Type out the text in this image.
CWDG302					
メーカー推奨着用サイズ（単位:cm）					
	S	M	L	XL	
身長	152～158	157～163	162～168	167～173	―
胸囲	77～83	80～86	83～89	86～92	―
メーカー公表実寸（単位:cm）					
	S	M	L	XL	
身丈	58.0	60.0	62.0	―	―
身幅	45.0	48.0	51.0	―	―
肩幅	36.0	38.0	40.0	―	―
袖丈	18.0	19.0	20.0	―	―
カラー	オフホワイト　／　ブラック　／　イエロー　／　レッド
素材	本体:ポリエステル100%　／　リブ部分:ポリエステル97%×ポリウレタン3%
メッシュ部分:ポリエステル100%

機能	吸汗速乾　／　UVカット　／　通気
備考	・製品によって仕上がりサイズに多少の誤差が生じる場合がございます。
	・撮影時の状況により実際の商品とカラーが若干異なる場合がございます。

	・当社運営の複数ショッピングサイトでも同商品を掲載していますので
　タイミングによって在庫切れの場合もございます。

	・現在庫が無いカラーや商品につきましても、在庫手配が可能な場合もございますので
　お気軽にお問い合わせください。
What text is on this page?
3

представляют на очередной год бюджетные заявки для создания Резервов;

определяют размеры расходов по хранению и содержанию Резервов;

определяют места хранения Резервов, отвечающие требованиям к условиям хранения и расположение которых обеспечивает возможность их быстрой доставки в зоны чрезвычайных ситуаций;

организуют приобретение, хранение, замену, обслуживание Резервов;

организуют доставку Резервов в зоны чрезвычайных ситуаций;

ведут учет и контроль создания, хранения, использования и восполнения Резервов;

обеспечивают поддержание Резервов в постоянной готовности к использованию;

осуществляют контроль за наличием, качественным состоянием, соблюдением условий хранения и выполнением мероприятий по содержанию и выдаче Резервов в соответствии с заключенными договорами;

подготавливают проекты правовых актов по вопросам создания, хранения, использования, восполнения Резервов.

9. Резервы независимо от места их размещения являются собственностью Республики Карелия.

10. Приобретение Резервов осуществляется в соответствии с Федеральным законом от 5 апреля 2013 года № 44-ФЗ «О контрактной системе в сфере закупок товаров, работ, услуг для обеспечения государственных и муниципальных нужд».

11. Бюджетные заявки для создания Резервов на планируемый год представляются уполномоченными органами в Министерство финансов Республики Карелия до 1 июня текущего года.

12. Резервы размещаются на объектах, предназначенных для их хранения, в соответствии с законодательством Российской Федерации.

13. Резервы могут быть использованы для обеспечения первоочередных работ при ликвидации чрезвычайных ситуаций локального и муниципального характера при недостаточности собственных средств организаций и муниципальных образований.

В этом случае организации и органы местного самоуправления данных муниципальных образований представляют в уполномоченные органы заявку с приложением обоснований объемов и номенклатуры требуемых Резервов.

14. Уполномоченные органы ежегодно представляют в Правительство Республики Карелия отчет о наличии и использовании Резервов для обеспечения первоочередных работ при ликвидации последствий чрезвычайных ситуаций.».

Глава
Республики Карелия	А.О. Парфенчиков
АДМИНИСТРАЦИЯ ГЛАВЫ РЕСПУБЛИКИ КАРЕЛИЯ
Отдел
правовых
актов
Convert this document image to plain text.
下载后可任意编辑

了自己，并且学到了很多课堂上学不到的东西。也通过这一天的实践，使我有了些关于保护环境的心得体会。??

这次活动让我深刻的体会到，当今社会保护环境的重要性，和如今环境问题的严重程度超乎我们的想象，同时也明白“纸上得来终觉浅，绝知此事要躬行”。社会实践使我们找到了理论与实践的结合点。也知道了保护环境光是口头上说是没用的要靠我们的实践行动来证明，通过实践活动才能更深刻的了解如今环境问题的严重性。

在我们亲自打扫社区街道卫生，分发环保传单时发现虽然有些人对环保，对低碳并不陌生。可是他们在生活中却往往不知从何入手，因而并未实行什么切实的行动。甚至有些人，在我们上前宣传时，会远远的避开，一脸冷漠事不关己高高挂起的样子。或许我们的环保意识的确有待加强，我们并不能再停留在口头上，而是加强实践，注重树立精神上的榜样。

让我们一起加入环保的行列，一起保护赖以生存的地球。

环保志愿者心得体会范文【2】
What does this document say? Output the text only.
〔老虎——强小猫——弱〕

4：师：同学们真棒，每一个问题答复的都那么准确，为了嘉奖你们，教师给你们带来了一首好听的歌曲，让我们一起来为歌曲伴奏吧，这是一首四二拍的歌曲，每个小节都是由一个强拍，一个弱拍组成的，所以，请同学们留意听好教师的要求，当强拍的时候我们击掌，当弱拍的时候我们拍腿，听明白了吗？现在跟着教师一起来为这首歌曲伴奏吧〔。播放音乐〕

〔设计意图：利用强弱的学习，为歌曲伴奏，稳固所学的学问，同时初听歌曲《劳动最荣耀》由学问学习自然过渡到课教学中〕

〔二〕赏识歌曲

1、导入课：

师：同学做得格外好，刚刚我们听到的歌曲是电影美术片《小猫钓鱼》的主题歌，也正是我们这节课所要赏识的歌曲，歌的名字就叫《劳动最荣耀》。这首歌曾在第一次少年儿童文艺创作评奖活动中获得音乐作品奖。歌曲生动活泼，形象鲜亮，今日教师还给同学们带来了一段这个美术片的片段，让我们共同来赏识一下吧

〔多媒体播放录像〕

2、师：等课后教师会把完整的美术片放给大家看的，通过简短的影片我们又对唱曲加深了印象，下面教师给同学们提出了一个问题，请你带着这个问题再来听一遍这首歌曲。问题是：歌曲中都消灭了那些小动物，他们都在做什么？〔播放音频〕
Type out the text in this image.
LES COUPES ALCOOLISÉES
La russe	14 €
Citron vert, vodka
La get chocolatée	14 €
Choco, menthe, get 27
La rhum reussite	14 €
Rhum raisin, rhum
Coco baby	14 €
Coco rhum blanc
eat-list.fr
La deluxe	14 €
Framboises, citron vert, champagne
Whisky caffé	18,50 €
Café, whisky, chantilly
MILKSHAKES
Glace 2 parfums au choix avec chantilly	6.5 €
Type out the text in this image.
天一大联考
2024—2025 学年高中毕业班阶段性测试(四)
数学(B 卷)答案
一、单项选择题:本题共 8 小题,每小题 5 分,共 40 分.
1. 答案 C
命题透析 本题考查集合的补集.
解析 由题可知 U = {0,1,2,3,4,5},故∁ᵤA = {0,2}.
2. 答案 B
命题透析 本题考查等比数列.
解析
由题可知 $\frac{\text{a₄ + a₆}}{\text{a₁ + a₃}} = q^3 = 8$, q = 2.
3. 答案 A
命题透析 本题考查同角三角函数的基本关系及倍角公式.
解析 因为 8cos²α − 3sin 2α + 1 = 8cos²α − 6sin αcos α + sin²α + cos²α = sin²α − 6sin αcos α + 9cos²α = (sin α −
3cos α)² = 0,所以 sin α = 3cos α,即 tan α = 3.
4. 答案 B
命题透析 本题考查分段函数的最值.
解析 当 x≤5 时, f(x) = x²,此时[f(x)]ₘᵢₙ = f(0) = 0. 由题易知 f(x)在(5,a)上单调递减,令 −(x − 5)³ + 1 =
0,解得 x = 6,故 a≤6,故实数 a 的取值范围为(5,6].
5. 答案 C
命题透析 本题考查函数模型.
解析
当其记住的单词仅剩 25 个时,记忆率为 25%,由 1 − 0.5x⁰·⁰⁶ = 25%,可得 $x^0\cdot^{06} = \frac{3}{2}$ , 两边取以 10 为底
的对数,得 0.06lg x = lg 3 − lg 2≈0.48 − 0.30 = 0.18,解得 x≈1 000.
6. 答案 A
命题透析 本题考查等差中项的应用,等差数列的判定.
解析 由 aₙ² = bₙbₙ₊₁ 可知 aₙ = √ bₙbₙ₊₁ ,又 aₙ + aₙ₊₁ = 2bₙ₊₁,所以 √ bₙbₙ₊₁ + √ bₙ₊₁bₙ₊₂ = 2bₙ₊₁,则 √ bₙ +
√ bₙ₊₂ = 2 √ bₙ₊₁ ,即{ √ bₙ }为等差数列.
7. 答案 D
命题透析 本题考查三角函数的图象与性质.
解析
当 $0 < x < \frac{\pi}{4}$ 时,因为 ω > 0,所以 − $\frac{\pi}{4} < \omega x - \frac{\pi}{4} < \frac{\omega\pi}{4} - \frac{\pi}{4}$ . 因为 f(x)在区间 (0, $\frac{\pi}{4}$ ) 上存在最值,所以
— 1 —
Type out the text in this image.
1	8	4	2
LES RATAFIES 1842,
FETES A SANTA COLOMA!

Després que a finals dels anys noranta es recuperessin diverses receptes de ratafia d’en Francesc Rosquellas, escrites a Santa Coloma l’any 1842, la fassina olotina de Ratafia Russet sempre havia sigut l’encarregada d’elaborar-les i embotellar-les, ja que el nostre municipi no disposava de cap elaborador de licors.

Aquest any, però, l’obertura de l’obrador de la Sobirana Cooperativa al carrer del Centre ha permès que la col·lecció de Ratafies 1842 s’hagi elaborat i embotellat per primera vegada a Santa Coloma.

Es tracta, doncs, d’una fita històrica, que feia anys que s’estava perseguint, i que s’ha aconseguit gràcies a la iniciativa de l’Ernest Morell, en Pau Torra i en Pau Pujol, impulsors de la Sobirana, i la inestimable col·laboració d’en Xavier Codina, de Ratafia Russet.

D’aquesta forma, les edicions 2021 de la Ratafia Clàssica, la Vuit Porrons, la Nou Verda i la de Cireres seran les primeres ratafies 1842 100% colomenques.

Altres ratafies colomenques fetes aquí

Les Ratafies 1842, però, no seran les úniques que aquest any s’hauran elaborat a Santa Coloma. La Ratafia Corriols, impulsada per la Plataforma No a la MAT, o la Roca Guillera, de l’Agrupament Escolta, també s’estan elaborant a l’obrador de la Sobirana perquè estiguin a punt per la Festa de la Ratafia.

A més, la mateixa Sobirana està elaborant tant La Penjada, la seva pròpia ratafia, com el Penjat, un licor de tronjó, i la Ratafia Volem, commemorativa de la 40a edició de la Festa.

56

****************

WHAT YOU HAVE TO DO:
Where a line in the material contains "зоны", copy that line.

RESPONSE TO THIS EXERCISE:
определяют места хранения Резервов, отвечающие требованиям к условиям хранения и расположение которых обеспечивает возможность их быстрой доставки в зоны чрезвычайных ситуаций;
организуют доставку Резервов в зоны чрезвычайных ситуаций;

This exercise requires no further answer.